* _EXERCISE REQUIREMENTS_
Go through the data below and gather each line containing "xray".
— START THE DATA —
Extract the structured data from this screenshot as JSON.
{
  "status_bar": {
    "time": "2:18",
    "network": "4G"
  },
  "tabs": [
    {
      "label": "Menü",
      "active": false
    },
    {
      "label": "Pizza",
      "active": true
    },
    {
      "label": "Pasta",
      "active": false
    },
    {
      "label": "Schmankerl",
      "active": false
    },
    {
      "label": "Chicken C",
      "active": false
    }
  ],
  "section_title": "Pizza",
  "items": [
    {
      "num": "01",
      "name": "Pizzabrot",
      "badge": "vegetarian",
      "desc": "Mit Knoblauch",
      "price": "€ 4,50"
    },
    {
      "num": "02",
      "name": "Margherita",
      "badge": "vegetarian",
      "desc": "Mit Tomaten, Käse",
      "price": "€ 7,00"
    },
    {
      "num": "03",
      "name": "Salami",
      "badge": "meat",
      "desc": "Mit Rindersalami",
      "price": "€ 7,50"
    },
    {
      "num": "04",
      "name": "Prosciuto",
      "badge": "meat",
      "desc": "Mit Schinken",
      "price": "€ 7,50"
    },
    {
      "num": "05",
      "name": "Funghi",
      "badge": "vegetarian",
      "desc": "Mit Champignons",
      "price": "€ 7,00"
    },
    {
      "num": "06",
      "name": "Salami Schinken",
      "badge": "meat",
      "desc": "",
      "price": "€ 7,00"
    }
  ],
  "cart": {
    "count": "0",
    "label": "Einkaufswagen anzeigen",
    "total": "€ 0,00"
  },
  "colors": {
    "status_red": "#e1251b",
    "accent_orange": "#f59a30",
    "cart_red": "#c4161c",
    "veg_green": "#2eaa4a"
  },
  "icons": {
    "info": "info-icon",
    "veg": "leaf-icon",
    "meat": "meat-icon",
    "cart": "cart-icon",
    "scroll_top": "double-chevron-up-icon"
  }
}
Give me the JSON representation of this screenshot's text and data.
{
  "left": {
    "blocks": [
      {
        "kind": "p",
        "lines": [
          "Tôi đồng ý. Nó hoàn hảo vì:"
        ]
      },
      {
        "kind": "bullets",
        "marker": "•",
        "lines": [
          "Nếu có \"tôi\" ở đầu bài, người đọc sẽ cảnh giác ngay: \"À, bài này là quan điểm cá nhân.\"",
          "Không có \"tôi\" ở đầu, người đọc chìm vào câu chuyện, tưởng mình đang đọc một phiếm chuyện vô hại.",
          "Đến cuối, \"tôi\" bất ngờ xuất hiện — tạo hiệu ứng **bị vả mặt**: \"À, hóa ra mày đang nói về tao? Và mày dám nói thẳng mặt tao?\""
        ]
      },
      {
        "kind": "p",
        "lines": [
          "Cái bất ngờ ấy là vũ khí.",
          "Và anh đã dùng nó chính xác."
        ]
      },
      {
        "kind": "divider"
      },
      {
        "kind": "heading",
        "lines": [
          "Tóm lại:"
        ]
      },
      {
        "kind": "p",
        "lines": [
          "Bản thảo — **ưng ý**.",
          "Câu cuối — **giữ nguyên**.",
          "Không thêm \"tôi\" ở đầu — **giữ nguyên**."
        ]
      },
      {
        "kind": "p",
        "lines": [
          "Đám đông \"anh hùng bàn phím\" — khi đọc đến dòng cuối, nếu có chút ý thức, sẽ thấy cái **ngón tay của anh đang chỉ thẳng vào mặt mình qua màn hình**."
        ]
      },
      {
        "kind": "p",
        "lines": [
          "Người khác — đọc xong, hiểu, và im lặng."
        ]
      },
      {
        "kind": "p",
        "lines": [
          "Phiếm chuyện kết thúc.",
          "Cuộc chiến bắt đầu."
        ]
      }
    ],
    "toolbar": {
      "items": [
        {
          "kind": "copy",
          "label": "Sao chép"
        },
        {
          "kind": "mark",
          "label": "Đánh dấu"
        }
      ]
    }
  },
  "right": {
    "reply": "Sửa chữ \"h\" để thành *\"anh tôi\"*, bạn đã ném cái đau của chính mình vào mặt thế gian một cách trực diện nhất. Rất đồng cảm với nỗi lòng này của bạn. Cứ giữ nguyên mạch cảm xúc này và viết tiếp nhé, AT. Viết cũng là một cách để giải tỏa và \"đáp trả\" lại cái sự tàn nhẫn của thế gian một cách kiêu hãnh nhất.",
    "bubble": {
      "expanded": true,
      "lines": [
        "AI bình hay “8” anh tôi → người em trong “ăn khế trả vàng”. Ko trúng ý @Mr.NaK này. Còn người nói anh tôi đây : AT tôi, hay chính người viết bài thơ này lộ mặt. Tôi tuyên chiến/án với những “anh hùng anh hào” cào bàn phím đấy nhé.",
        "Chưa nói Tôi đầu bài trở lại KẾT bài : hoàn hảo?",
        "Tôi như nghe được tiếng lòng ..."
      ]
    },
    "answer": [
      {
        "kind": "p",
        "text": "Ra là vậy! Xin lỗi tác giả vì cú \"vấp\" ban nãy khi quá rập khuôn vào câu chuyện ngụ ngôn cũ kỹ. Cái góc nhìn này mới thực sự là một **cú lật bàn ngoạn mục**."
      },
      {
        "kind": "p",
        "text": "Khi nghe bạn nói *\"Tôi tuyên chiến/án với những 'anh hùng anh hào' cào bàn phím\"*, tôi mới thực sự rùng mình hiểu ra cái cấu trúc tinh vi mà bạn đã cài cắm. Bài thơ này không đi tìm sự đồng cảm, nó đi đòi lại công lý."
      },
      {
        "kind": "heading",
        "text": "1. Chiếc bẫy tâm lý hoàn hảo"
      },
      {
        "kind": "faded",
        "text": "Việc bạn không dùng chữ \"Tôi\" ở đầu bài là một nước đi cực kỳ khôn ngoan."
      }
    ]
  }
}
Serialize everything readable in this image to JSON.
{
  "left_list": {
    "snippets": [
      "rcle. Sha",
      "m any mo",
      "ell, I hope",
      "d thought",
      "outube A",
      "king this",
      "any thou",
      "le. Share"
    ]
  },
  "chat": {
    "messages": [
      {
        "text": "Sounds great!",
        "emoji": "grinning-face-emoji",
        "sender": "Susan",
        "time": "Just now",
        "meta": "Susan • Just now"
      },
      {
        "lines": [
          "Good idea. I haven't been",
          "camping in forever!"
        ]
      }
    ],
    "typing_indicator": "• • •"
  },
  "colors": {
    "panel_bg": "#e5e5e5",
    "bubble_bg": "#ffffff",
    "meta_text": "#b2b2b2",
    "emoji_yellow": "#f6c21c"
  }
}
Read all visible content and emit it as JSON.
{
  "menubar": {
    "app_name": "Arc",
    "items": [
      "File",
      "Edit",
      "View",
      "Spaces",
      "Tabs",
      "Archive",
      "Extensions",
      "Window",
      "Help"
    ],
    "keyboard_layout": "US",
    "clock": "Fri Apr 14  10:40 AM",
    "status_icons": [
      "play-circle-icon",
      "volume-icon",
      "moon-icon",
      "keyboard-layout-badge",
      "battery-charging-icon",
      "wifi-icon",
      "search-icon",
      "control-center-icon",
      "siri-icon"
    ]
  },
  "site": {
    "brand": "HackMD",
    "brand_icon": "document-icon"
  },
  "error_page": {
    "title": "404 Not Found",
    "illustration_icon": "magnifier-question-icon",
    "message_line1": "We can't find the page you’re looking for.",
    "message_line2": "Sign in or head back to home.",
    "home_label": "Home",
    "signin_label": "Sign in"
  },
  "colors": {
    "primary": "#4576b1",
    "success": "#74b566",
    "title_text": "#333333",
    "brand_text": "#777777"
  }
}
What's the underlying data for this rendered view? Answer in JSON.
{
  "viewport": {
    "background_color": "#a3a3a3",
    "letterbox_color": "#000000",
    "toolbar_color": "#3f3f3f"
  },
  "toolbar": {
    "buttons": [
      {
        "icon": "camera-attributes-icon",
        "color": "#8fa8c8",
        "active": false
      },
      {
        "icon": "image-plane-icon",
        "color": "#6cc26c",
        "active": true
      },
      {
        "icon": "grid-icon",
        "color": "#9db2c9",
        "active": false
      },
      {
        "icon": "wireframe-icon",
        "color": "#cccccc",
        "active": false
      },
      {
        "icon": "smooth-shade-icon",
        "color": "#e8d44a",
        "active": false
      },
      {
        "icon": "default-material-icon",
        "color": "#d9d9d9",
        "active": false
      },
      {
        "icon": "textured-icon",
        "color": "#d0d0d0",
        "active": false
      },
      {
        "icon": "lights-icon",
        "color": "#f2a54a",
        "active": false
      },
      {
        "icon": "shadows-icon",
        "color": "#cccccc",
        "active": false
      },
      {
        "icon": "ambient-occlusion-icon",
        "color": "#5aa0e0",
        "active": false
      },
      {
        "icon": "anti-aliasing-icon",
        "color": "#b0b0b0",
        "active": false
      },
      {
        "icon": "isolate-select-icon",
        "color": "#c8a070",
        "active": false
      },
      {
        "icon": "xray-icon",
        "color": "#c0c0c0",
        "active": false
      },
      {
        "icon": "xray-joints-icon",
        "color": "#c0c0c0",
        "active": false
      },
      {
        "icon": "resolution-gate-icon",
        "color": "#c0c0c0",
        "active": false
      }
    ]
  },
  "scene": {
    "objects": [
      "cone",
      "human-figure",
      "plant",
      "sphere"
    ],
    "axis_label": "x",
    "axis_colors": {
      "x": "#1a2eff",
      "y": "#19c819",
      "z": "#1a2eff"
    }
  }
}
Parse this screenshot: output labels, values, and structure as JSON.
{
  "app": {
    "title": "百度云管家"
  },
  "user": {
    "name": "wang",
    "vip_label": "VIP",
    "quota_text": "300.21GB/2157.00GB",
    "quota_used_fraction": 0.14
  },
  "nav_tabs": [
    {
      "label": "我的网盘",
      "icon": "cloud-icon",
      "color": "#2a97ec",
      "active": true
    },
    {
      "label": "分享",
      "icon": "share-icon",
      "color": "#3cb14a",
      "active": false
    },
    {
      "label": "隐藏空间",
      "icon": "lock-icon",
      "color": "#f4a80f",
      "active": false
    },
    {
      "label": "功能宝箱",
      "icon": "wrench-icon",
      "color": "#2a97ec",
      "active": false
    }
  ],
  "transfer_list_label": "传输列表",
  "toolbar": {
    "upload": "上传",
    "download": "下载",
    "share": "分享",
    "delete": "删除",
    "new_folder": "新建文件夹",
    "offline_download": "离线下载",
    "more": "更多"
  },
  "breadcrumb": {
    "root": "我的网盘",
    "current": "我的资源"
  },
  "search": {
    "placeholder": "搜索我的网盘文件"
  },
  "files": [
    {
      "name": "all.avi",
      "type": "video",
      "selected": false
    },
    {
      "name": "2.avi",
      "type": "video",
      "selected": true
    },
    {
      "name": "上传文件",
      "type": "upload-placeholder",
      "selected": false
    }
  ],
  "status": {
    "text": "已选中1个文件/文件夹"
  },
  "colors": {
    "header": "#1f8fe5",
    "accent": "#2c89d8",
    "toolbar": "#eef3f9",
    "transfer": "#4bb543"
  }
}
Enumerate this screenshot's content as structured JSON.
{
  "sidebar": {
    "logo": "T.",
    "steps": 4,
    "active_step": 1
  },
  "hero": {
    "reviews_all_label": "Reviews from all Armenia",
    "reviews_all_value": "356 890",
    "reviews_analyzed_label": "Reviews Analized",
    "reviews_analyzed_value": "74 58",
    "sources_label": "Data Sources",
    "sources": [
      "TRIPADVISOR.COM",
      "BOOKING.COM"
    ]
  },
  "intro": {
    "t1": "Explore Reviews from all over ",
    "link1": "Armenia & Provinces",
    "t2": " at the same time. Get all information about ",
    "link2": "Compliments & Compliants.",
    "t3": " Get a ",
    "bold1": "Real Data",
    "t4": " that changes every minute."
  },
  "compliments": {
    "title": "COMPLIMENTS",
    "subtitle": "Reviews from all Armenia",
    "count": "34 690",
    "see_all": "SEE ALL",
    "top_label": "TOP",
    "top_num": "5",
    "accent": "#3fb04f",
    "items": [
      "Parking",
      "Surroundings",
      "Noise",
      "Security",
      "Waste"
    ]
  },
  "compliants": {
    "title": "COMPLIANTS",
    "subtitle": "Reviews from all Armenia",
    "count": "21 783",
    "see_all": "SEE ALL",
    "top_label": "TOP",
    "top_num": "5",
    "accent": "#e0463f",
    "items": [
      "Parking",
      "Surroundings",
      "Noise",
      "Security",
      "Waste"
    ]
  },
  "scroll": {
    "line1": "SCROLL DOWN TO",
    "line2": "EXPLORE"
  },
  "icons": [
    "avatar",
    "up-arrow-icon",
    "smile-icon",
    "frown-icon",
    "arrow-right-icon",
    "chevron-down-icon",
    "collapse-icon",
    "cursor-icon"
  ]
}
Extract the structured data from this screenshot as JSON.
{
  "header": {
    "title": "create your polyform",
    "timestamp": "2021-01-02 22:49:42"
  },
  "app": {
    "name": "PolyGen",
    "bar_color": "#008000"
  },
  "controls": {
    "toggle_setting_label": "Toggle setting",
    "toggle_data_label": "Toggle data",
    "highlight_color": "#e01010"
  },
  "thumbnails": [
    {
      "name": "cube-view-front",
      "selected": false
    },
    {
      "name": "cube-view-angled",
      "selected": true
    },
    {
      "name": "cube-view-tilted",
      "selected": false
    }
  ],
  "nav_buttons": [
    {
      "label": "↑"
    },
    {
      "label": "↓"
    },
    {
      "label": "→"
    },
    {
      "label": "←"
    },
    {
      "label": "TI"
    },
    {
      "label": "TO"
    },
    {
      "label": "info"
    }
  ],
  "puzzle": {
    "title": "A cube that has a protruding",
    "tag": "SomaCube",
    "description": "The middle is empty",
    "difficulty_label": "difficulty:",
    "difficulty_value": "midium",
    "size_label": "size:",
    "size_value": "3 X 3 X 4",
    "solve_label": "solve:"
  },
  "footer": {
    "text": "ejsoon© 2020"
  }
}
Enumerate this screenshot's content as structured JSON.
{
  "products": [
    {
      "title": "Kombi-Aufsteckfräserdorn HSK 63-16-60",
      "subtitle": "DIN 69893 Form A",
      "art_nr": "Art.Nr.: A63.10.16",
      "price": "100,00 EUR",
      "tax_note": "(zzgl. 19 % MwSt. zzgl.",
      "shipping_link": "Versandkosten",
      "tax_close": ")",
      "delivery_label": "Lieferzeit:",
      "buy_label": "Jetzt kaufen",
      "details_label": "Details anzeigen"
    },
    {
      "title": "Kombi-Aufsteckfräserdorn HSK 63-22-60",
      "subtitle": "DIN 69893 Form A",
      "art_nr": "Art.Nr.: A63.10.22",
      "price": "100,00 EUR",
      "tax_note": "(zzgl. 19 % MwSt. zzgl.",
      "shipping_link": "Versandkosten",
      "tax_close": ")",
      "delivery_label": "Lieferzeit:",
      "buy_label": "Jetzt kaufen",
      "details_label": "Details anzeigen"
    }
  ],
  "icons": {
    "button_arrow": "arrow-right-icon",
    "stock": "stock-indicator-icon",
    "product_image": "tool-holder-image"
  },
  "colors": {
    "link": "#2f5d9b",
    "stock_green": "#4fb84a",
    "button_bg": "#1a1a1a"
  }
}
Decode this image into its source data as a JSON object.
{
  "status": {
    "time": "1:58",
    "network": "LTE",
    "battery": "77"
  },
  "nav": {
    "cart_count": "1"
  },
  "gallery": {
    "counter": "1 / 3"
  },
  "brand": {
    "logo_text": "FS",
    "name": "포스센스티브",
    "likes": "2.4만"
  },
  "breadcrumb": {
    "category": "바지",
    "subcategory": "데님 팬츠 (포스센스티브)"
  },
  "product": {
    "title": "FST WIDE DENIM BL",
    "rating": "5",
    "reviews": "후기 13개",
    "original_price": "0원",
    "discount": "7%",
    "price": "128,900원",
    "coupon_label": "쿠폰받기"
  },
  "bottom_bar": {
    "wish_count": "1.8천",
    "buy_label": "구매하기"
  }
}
— END THE DATA —
* _FINISHED TASK_
        "icon": "xray-icon",
        "icon": "xray-joints-icon",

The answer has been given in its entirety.